Data »
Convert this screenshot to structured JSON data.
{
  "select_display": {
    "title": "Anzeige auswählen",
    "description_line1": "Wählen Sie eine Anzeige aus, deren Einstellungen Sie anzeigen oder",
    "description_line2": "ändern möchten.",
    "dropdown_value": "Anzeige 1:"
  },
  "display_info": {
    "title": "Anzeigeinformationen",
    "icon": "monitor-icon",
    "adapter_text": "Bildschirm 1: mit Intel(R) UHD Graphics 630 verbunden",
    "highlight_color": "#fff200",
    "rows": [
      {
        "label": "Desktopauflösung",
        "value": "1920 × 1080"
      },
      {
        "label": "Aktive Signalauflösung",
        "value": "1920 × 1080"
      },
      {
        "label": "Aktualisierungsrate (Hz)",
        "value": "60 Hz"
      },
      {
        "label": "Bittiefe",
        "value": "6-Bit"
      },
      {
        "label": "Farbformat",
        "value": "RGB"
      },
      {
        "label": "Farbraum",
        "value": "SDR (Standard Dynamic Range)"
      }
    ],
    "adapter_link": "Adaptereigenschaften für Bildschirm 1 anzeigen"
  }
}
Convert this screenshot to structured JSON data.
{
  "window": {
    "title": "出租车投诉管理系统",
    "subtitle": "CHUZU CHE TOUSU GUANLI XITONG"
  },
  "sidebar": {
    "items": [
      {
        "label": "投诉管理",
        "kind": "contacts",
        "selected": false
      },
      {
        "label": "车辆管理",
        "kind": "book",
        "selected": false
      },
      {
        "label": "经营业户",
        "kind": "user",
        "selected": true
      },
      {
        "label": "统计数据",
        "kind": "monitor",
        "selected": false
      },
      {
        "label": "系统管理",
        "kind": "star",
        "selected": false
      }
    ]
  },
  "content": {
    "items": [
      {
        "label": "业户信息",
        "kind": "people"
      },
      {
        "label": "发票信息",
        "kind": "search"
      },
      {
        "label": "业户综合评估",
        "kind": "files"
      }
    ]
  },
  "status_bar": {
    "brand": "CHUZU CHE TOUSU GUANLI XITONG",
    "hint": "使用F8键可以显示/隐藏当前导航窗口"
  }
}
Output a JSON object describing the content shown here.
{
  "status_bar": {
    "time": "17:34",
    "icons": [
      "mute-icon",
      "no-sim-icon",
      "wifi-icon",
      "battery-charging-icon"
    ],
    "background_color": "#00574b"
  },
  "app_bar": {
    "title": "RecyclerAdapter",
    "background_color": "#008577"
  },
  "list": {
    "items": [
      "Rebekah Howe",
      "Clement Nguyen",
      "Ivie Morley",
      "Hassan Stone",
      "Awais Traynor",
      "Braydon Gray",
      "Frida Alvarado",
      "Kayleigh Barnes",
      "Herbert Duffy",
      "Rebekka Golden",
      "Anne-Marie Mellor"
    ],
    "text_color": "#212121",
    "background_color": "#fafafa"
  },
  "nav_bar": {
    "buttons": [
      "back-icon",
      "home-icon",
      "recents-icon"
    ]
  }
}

Directions for this task » Each line of the listing should be echoed back exactly.

Response to this exercise »
Convert this screenshot to structured JSON data.
{
  "select_display": {
    "title": "Anzeige auswählen",
    "description_line1": "Wählen Sie eine Anzeige aus, deren Einstellungen Sie anzeigen oder",
    "description_line2": "ändern möchten.",
    "dropdown_value": "Anzeige 1:"
  },
  "display_info": {
    "title": "Anzeigeinformationen",
    "icon": "monitor-icon",
    "adapter_text": "Bildschirm 1: mit Intel(R) UHD Graphics 630 verbunden",
    "highlight_color": "#fff200",
    "rows": [
      {
        "label": "Desktopauflösung",
        "value": "1920 × 1080"
      },
      {
        "label": "Aktive Signalauflösung",
        "value": "1920 × 1080"
      },
      {
        "label": "Aktualisierungsrate (Hz)",
        "value": "60 Hz"
      },
      {
        "label": "Bittiefe",
        "value": "6-Bit"
      },
      {
        "label": "Farbformat",
        "value": "RGB"
      },
      {
        "label": "Farbraum",
        "value": "SDR (Standard Dynamic Range)"
      }
    ],
    "adapter_link": "Adaptereigenschaften für Bildschirm 1 anzeigen"
  }
}
Convert this screenshot to structured JSON data.
{
  "window": {
    "title": "出租车投诉管理系统",
    "subtitle": "CHUZU CHE TOUSU GUANLI XITONG"
  },
  "sidebar": {
    "items": [
      {
        "label": "投诉管理",
        "kind": "contacts",
        "selected": false
      },
      {
        "label": "车辆管理",
        "kind": "book",
        "selected": false
      },
      {
        "label": "经营业户",
        "kind": "user",
        "selected": true
      },
      {
        "label": "统计数据",
        "kind": "monitor",
        "selected": false
      },
      {
        "label": "系统管理",
        "kind": "star",
        "selected": false
      }
    ]
  },
  "content": {
    "items": [
      {
        "label": "业户信息",
        "kind": "people"
      },
      {
        "label": "发票信息",
        "kind": "search"
      },
      {
        "label": "业户综合评估",
        "kind": "files"
      }
    ]
  },
  "status_bar": {
    "brand": "CHUZU CHE TOUSU GUANLI XITONG",
    "hint": "使用F8键可以显示/隐藏当前导航窗口"
  }
}
Output a JSON object describing the content shown here.
{
  "status_bar": {
    "time": "17:34",
    "icons": [
      "mute-icon",
      "no-sim-icon",
      "wifi-icon",
      "battery-charging-icon"
    ],
    "background_color": "#00574b"
  },
  "app_bar": {
    "title": "RecyclerAdapter",
    "background_color": "#008577"
  },
  "list": {
    "items": [
      "Rebekah Howe",
      "Clement Nguyen",
      "Ivie Morley",
      "Hassan Stone",
      "Awais Traynor",
      "Braydon Gray",
      "Frida Alvarado",
      "Kayleigh Barnes",
      "Herbert Duffy",
      "Rebekka Golden",
      "Anne-Marie Mellor"
    ],
    "text_color": "#212121",
    "background_color": "#fafafa"
  },
  "nav_bar": {
    "buttons": [
      "back-icon",
      "home-icon",
      "recents-icon"
    ]
  }
}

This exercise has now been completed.